* start Records for the exercise *

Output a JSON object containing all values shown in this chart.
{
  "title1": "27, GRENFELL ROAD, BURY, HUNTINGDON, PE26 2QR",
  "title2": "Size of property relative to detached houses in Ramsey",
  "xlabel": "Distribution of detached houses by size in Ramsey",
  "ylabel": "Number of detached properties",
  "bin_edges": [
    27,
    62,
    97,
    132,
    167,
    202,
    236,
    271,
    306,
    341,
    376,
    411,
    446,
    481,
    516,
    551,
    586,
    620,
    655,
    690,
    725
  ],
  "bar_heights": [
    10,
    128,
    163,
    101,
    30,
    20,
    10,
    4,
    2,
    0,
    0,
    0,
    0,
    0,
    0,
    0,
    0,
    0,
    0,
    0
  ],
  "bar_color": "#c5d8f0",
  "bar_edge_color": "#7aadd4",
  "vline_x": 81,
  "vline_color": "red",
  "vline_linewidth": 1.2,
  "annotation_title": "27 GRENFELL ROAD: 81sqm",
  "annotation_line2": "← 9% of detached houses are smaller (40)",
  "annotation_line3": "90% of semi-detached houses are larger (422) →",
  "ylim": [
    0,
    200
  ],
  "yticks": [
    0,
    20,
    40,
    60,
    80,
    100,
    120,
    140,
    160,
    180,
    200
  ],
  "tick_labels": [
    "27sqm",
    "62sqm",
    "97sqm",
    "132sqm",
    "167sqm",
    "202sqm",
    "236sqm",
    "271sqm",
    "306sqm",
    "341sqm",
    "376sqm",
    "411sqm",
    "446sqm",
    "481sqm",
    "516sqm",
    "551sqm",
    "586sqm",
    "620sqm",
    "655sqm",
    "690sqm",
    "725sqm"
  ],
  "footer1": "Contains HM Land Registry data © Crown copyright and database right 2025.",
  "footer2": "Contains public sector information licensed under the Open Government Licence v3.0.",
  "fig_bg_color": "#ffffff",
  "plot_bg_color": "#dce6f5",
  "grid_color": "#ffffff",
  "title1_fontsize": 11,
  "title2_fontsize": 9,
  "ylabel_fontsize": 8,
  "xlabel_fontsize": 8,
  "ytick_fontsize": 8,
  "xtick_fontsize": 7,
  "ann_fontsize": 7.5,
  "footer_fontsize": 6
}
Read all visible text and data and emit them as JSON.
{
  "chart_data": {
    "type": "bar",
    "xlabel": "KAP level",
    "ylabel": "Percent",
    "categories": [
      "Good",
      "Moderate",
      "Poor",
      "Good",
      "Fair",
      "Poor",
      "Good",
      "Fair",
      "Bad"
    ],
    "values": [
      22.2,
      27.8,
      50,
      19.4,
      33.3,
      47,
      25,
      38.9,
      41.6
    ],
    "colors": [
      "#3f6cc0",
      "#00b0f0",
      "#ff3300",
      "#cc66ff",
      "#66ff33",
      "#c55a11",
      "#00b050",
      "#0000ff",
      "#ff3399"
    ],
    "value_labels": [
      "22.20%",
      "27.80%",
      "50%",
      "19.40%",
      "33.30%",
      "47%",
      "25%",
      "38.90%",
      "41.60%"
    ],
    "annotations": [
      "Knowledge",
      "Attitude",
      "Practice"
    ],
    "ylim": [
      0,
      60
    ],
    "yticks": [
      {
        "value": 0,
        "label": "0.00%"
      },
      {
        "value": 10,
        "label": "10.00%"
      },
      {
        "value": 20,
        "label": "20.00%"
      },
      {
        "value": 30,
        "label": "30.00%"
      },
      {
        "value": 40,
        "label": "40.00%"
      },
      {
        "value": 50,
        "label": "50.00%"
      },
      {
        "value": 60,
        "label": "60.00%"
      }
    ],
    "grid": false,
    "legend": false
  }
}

* end Records for the exercise *

- **Exercise requirements**
Reproduce the records word for word.

- **Complete answer**
Output a JSON object containing all values shown in this chart.
{
  "title1": "27, GRENFELL ROAD, BURY, HUNTINGDON, PE26 2QR",
  "title2": "Size of property relative to detached houses in Ramsey",
  "xlabel": "Distribution of detached houses by size in Ramsey",
  "ylabel": "Number of detached properties",
  "bin_edges": [
    27,
    62,
    97,
    132,
    167,
    202,
    236,
    271,
    306,
    341,
    376,
    411,
    446,
    481,
    516,
    551,
    586,
    620,
    655,
    690,
    725
  ],
  "bar_heights": [
    10,
    128,
    163,
    101,
    30,
    20,
    10,
    4,
    2,
    0,
    0,
    0,
    0,
    0,
    0,
    0,
    0,
    0,
    0,
    0
  ],
  "bar_color": "#c5d8f0",
  "bar_edge_color": "#7aadd4",
  "vline_x": 81,
  "vline_color": "red",
  "vline_linewidth": 1.2,
  "annotation_title": "27 GRENFELL ROAD: 81sqm",
  "annotation_line2": "← 9% of detached houses are smaller (40)",
  "annotation_line3": "90% of semi-detached houses are larger (422) →",
  "ylim": [
    0,
    200
  ],
  "yticks": [
    0,
    20,
    40,
    60,
    80,
    100,
    120,
    140,
    160,
    180,
    200
  ],
  "tick_labels": [
    "27sqm",
    "62sqm",
    "97sqm",
    "132sqm",
    "167sqm",
    "202sqm",
    "236sqm",
    "271sqm",
    "306sqm",
    "341sqm",
    "376sqm",
    "411sqm",
    "446sqm",
    "481sqm",
    "516sqm",
    "551sqm",
    "586sqm",
    "620sqm",
    "655sqm",
    "690sqm",
    "725sqm"
  ],
  "footer1": "Contains HM Land Registry data © Crown copyright and database right 2025.",
  "footer2": "Contains public sector information licensed under the Open Government Licence v3.0.",
  "fig_bg_color": "#ffffff",
  "plot_bg_color": "#dce6f5",
  "grid_color": "#ffffff",
  "title1_fontsize": 11,
  "title2_fontsize": 9,
  "ylabel_fontsize": 8,
  "xlabel_fontsize": 8,
  "ytick_fontsize": 8,
  "xtick_fontsize": 7,
  "ann_fontsize": 7.5,
  "footer_fontsize": 6
}
Read all visible text and data and emit them as JSON.
{
  "chart_data": {
    "type": "bar",
    "xlabel": "KAP level",
    "ylabel": "Percent",
    "categories": [
      "Good",
      "Moderate",
      "Poor",
      "Good",
      "Fair",
      "Poor",
      "Good",
      "Fair",
      "Bad"
    ],
    "values": [
      22.2,
      27.8,
      50,
      19.4,
      33.3,
      47,
      25,
      38.9,
      41.6
    ],
    "colors": [
      "#3f6cc0",
      "#00b0f0",
      "#ff3300",
      "#cc66ff",
      "#66ff33",
      "#c55a11",
      "#00b050",
      "#0000ff",
      "#ff3399"
    ],
    "value_labels": [
      "22.20%",
      "27.80%",
      "50%",
      "19.40%",
      "33.30%",
      "47%",
      "25%",
      "38.90%",
      "41.60%"
    ],
    "annotations": [
      "Knowledge",
      "Attitude",
      "Practice"
    ],
    "ylim": [
      0,
      60
    ],
    "yticks": [
      {
        "value": 0,
        "label": "0.00%"
      },
      {
        "value": 10,
        "label": "10.00%"
      },
      {
        "value": 20,
        "label": "20.00%"
      },
      {
        "value": 30,
        "label": "30.00%"
      },
      {
        "value": 40,
        "label": "40.00%"
      },
      {
        "value": 50,
        "label": "50.00%"
      },
      {
        "value": 60,
        "label": "60.00%"
      }
    ],
    "grid": false,
    "legend": false
  }
}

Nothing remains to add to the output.